• **Your instructions**
Repeat every entry word for word, but leave the images out of your copy.
□ □ □ □ □
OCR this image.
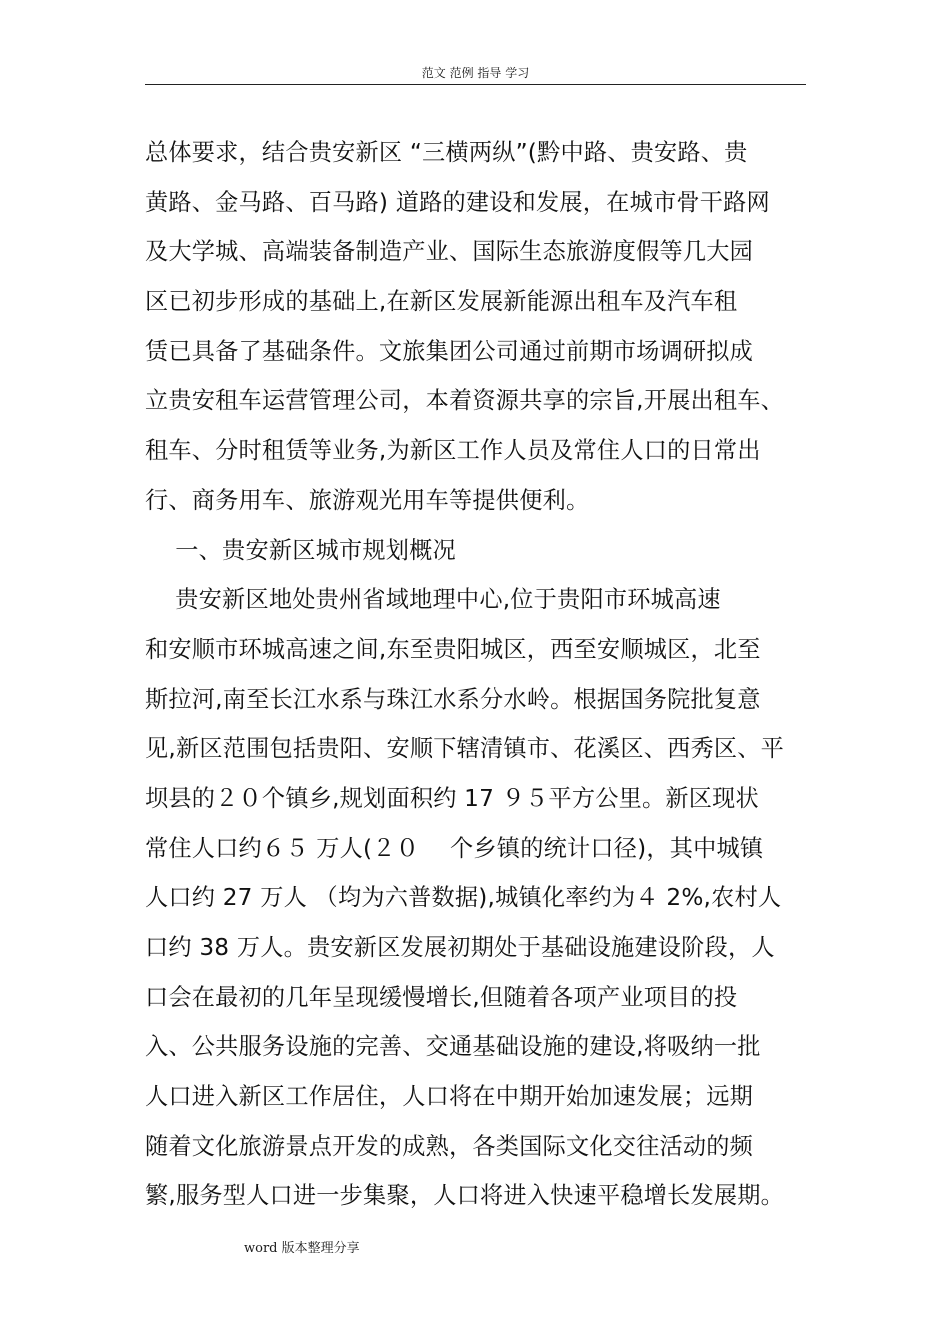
范文 范例 指导 学习
总体要求，结合贵安新区 “三横两纵”(黔中路、贵安路、贵
黄路、金马路、百马路) 道路的建设和发展，在城市骨干路网
及大学城、高端装备制造产业、国际生态旅游度假等几大园
区已初步形成的基础上,在新区发展新能源出租车及汽车租
赁已具备了基础条件。文旅集团公司通过前期市场调研拟成
立贵安租车运营管理公司，本着资源共享的宗旨,开展出租车、
租车、分时租赁等业务,为新区工作人员及常住人口的日常出
行、商务用车、旅游观光用车等提供便利。
一、贵安新区城市规划概况
贵安新区地处贵州省域地理中心,位于贵阳市环城高速
和安顺市环城高速之间,东至贵阳城区，西至安顺城区，北至
斯拉河,南至长江水系与珠江水系分水岭。根据国务院批复意
见,新区范围包括贵阳、安顺下辖清镇市、花溪区、西秀区、平
坝县的２０个镇乡,规划面积约 17 ９５平方公里。新区现状
常住人口约６５ 万人(２０　 个乡镇的统计口径)，其中城镇
人口约 27 万人 （均为六普数据),城镇化率约为４ 2%,农村人
口约 38 万人。贵安新区发展初期处于基础设施建设阶段，人
口会在最初的几年呈现缓慢增长,但随着各项产业项目的投
入、公共服务设施的完善、交通基础设施的建设,将吸纳一批
人口进入新区工作居住，人口将在中期开始加速发展；远期
随着文化旅游景点开发的成熟，各类国际文化交往活动的频
繁,服务型人口进一步集聚，人口将进入快速平稳增长发展期。
word 版本整理分享
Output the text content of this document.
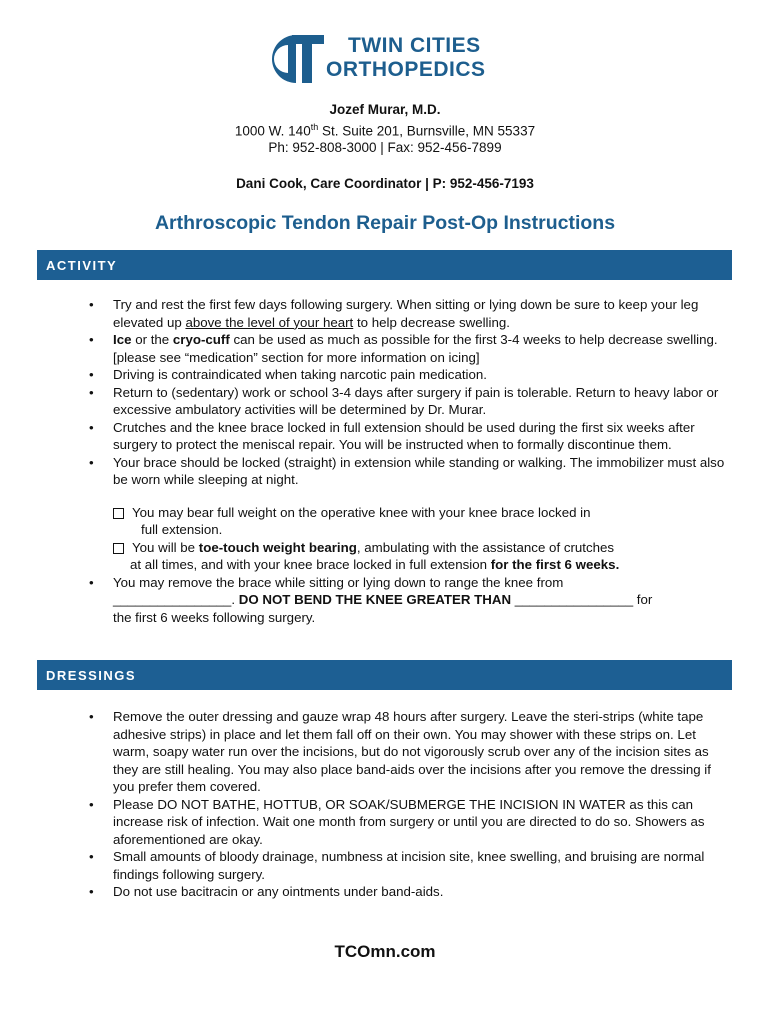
TWIN CITIES
ORTHOPEDICS
Jozef Murar, M.D.
1000 W. 140th St. Suite 201, Burnsville, MN 55337
Ph: 952-808-3000 | Fax: 952-456-7899
Dani Cook, Care Coordinator | P: 952-456-7193
Arthroscopic Tendon Repair Post-Op Instructions
ACTIVITY
• Try and rest the first few days following surgery. When sitting or lying down be sure to keep your leg elevated up above the level of your heart to help decrease swelling.
• Ice or the cryo-cuff can be used as much as possible for the first 3-4 weeks to help decrease swelling. [please see “medication” section for more information on icing]
• Driving is contraindicated when taking narcotic pain medication.
• Return to (sedentary) work or school 3-4 days after surgery if pain is tolerable. Return to heavy labor or excessive ambulatory activities will be determined by Dr. Murar.
• Crutches and the knee brace locked in full extension should be used during the first six weeks after surgery to protect the meniscal repair. You will be instructed when to formally discontinue them.
• Your brace should be locked (straight) in extension while standing or walking. The immobilizer must also be worn while sleeping at night.
You may bear full weight on the operative knee with your knee brace locked in
full extension.
You will be toe-touch weight bearing, ambulating with the assistance of crutches
at all times, and with your knee brace locked in full extension for the first 6 weeks.
• You may remove the brace while sitting or lying down to range the knee from
________________. DO NOT BEND THE KNEE GREATER THAN ________________ for
the first 6 weeks following surgery.
DRESSINGS
• Remove the outer dressing and gauze wrap 48 hours after surgery. Leave the steri-strips (white tape adhesive strips) in place and let them fall off on their own. You may shower with these strips on. Let warm, soapy water run over the incisions, but do not vigorously scrub over any of the incision sites as they are still healing. You may also place band-aids over the incisions after you remove the dressing if you prefer them covered.
• Please DO NOT BATHE, HOTTUB, OR SOAK/SUBMERGE THE INCISION IN WATER as this can increase risk of infection. Wait one month from surgery or until you are directed to do so. Showers as aforementioned are okay.
• Small amounts of bloody drainage, numbness at incision site, knee swelling, and bruising are normal findings following surgery.
• Do not use bacitracin or any ointments under band-aids.
TCOmn.com
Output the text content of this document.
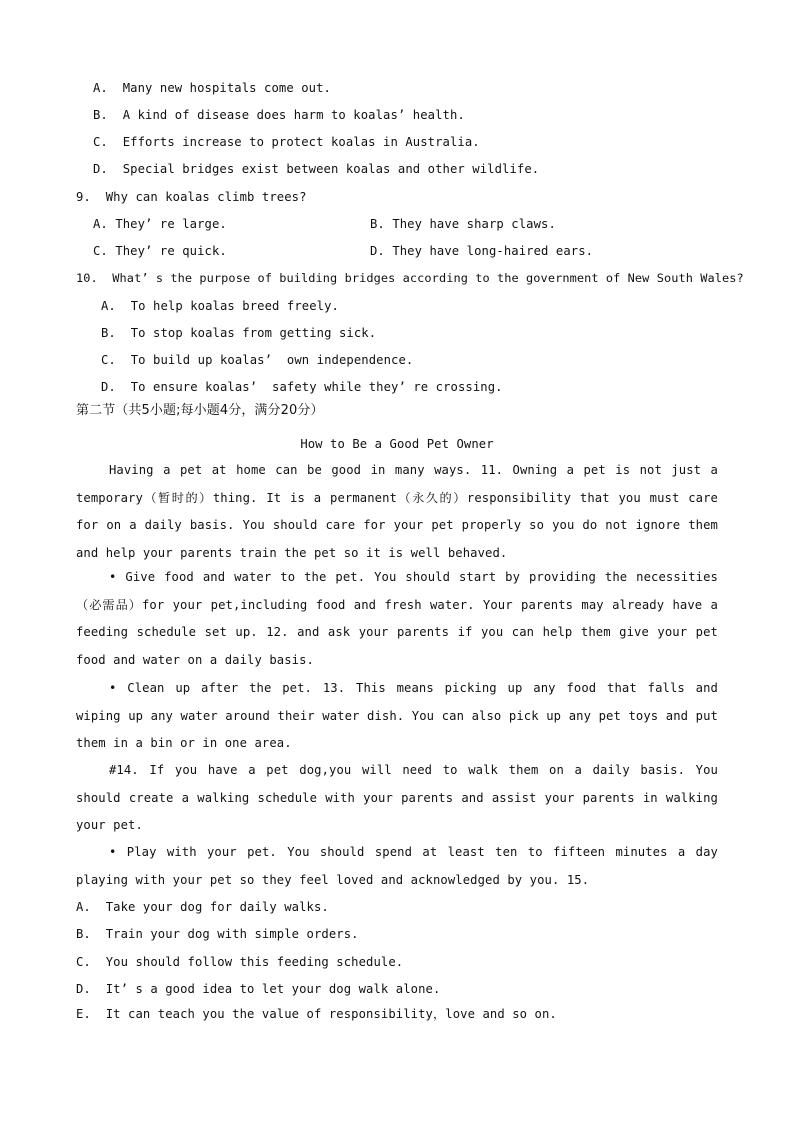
A. Many new hospitals come out.
B. A kind of disease does harm to koalas’ health.
C. Efforts increase to protect koalas in Australia.
D. Special bridges exist between koalas and other wildlife.
9.  Why can koalas climb trees?
A. They’ re large.	B. They have sharp claws.
C. They’ re quick.	D. They have long-haired ears.
10.  What’ s the purpose of building bridges according to the government of New South Wales?
A. To help koalas breed freely.
B. To stop koalas from getting sick.
C. To build up koalas’  own independence.
D. To ensure koalas’  safety while they’ re crossing.
第二节（共5小题;每小题4分，满分20分）
How to Be a Good Pet Owner
Having a pet at home can be good in many ways. 11. Owning a pet is not just a temporary（暂时的）thing. It is a permanent（永久的）responsibility that you must care for on a daily basis. You should care for your pet properly so you do not ignore them and help your parents train the pet so it is well behaved.
• Give food and water to the pet. You should start by providing the necessities（必需品）for your pet,including food and fresh water. Your parents may already have a feeding schedule set up. 12. and ask your parents if you can help them give your pet food and water on a daily basis.
• Clean up after the pet. 13. This means picking up any food that falls and wiping up any water around their water dish. You can also pick up any pet toys and put them in a bin or in one area.
#14. If you have a pet dog,you will need to walk them on a daily basis. You should create a walking schedule with your parents and assist your parents in walking your pet.
• Play with your pet. You should spend at least ten to fifteen minutes a day playing with your pet so they feel loved and acknowledged by you. 15.
A. Take your dog for daily walks.
B. Train your dog with simple orders.
C. You should follow this feeding schedule.
D. It’ s a good idea to let your dog walk alone.
E. It can teach you the value of responsibility，love and so on.
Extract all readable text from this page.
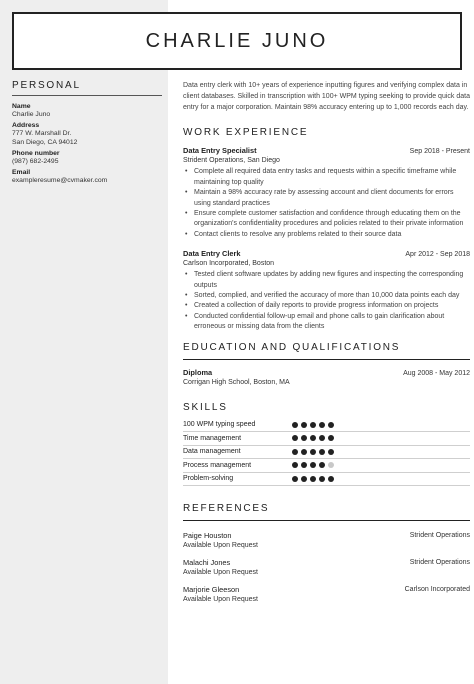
CHARLIE JUNO
PERSONAL
Name
Charlie Juno
Address
777 W. Marshall Dr.
San Diego, CA 94012
Phone number
(987) 682-2495
Email
exampleresume@cvmaker.com

Data entry clerk with 10+ years of experience inputting figures and verifying complex data in client databases. Skilled in transcription with 100+ WPM typing seeking to provide quick data entry for a major corporation. Maintain 98% accuracy entering up to 1,000 records each day.

WORK EXPERIENCE
Data Entry Specialist	Sep 2018 - Present
Strident Operations, San Diego
• Complete all required data entry tasks and requests within a specific timeframe while maintaining top quality
• Maintain a 98% accuracy rate by assessing account and client documents for errors using standard practices
• Ensure complete customer satisfaction and confidence through educating them on the organization's confidentiality procedures and policies related to their private information
• Contact clients to resolve any problems related to their source data
Data Entry Clerk	Apr 2012 - Sep 2018
Carlson Incorporated, Boston
• Tested client software updates by adding new figures and inspecting the corresponding outputs
• Sorted, complied, and verified the accuracy of more than 10,000 data points each day
• Created a collection of daily reports to provide progress information on projects
• Conducted confidential follow-up email and phone calls to gain clarification about erroneous or missing data from the clients
EDUCATION AND QUALIFICATIONS
Diploma	Aug 2008 - May 2012
Corrigan High School, Boston, MA
SKILLS
100 WPM typing speed
Time management
Data management
Process management
Problem-solving
REFERENCES
Paige Houston
Available Upon Request
Strident Operations
Malachi Jones
Available Upon Request
Strident Operations
Marjorie Gleeson
Available Upon Request
Carlson Incorporated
□ □ □ □ □
• **Written reply**
OCR this image.
范文 范例 指导 学习
总体要求，结合贵安新区 “三横两纵”(黔中路、贵安路、贵
黄路、金马路、百马路) 道路的建设和发展，在城市骨干路网
及大学城、高端装备制造产业、国际生态旅游度假等几大园
区已初步形成的基础上,在新区发展新能源出租车及汽车租
赁已具备了基础条件。文旅集团公司通过前期市场调研拟成
立贵安租车运营管理公司，本着资源共享的宗旨,开展出租车、
租车、分时租赁等业务,为新区工作人员及常住人口的日常出
行、商务用车、旅游观光用车等提供便利。
一、贵安新区城市规划概况
贵安新区地处贵州省域地理中心,位于贵阳市环城高速
和安顺市环城高速之间,东至贵阳城区，西至安顺城区，北至
斯拉河,南至长江水系与珠江水系分水岭。根据国务院批复意
见,新区范围包括贵阳、安顺下辖清镇市、花溪区、西秀区、平
坝县的２０个镇乡,规划面积约 17 ９５平方公里。新区现状
常住人口约６５ 万人(２０　 个乡镇的统计口径)，其中城镇
人口约 27 万人 （均为六普数据),城镇化率约为４ 2%,农村人
口约 38 万人。贵安新区发展初期处于基础设施建设阶段，人
口会在最初的几年呈现缓慢增长,但随着各项产业项目的投
入、公共服务设施的完善、交通基础设施的建设,将吸纳一批
人口进入新区工作居住，人口将在中期开始加速发展；远期
随着文化旅游景点开发的成熟，各类国际文化交往活动的频
繁,服务型人口进一步集聚，人口将进入快速平稳增长发展期。
word 版本整理分享
Output the text content of this document.
TWIN CITIES
ORTHOPEDICS
Jozef Murar, M.D.
1000 W. 140th St. Suite 201, Burnsville, MN 55337
Ph: 952-808-3000 | Fax: 952-456-7899
Dani Cook, Care Coordinator | P: 952-456-7193
Arthroscopic Tendon Repair Post-Op Instructions
ACTIVITY
• Try and rest the first few days following surgery. When sitting or lying down be sure to keep your leg elevated up above the level of your heart to help decrease swelling.
• Ice or the cryo-cuff can be used as much as possible for the first 3-4 weeks to help decrease swelling. [please see “medication” section for more information on icing]
• Driving is contraindicated when taking narcotic pain medication.
• Return to (sedentary) work or school 3-4 days after surgery if pain is tolerable. Return to heavy labor or excessive ambulatory activities will be determined by Dr. Murar.
• Crutches and the knee brace locked in full extension should be used during the first six weeks after surgery to protect the meniscal repair. You will be instructed when to formally discontinue them.
• Your brace should be locked (straight) in extension while standing or walking. The immobilizer must also be worn while sleeping at night.
You may bear full weight on the operative knee with your knee brace locked in
full extension.
You will be toe-touch weight bearing, ambulating with the assistance of crutches
at all times, and with your knee brace locked in full extension for the first 6 weeks.
• You may remove the brace while sitting or lying down to range the knee from
________________. DO NOT BEND THE KNEE GREATER THAN ________________ for
the first 6 weeks following surgery.
DRESSINGS
• Remove the outer dressing and gauze wrap 48 hours after surgery. Leave the steri-strips (white tape adhesive strips) in place and let them fall off on their own. You may shower with these strips on. Let warm, soapy water run over the incisions, but do not vigorously scrub over any of the incision sites as they are still healing. You may also place band-aids over the incisions after you remove the dressing if you prefer them covered.
• Please DO NOT BATHE, HOTTUB, OR SOAK/SUBMERGE THE INCISION IN WATER as this can increase risk of infection. Wait one month from surgery or until you are directed to do so. Showers as aforementioned are okay.
• Small amounts of bloody drainage, numbness at incision site, knee swelling, and bruising are normal findings following surgery.
• Do not use bacitracin or any ointments under band-aids.
TCOmn.com
Output the text content of this document.
A. Many new hospitals come out.
B. A kind of disease does harm to koalas’ health.
C. Efforts increase to protect koalas in Australia.
D. Special bridges exist between koalas and other wildlife.
9.  Why can koalas climb trees?
A. They’ re large.	B. They have sharp claws.
C. They’ re quick.	D. They have long-haired ears.
10.  What’ s the purpose of building bridges according to the government of New South Wales?
A. To help koalas breed freely.
B. To stop koalas from getting sick.
C. To build up koalas’  own independence.
D. To ensure koalas’  safety while they’ re crossing.
第二节（共5小题;每小题4分，满分20分）
How to Be a Good Pet Owner
Having a pet at home can be good in many ways. 11. Owning a pet is not just a temporary（暂时的）thing. It is a permanent（永久的）responsibility that you must care for on a daily basis. You should care for your pet properly so you do not ignore them and help your parents train the pet so it is well behaved.
• Give food and water to the pet. You should start by providing the necessities（必需品）for your pet,including food and fresh water. Your parents may already have a feeding schedule set up. 12. and ask your parents if you can help them give your pet food and water on a daily basis.
• Clean up after the pet. 13. This means picking up any food that falls and wiping up any water around their water dish. You can also pick up any pet toys and put them in a bin or in one area.
#14. If you have a pet dog,you will need to walk them on a daily basis. You should create a walking schedule with your parents and assist your parents in walking your pet.
• Play with your pet. You should spend at least ten to fifteen minutes a day playing with your pet so they feel loved and acknowledged by you. 15.
A. Take your dog for daily walks.
B. Train your dog with simple orders.
C. You should follow this feeding schedule.
D. It’ s a good idea to let your dog walk alone.
E. It can teach you the value of responsibility，love and so on.
Extract all readable text from this page.
CHARLIE JUNO
PERSONAL
Name
Charlie Juno
Address
777 W. Marshall Dr.
San Diego, CA 94012
Phone number
(987) 682-2495
Email
exampleresume@cvmaker.com

Data entry clerk with 10+ years of experience inputting figures and verifying complex data in client databases. Skilled in transcription with 100+ WPM typing seeking to provide quick data entry for a major corporation. Maintain 98% accuracy entering up to 1,000 records each day.

WORK EXPERIENCE
Data Entry Specialist	Sep 2018 - Present
Strident Operations, San Diego
• Complete all required data entry tasks and requests within a specific timeframe while maintaining top quality
• Maintain a 98% accuracy rate by assessing account and client documents for errors using standard practices
• Ensure complete customer satisfaction and confidence through educating them on the organization's confidentiality procedures and policies related to their private information
• Contact clients to resolve any problems related to their source data
Data Entry Clerk	Apr 2012 - Sep 2018
Carlson Incorporated, Boston
• Tested client software updates by adding new figures and inspecting the corresponding outputs
• Sorted, complied, and verified the accuracy of more than 10,000 data points each day
• Created a collection of daily reports to provide progress information on projects
• Conducted confidential follow-up email and phone calls to gain clarification about erroneous or missing data from the clients
EDUCATION AND QUALIFICATIONS
Diploma	Aug 2008 - May 2012
Corrigan High School, Boston, MA
SKILLS
100 WPM typing speed
Time management
Data management
Process management
Problem-solving
REFERENCES
Paige Houston
Available Upon Request
Strident Operations
Malachi Jones
Available Upon Request
Strident Operations
Marjorie Gleeson
Available Upon Request
Carlson Incorporated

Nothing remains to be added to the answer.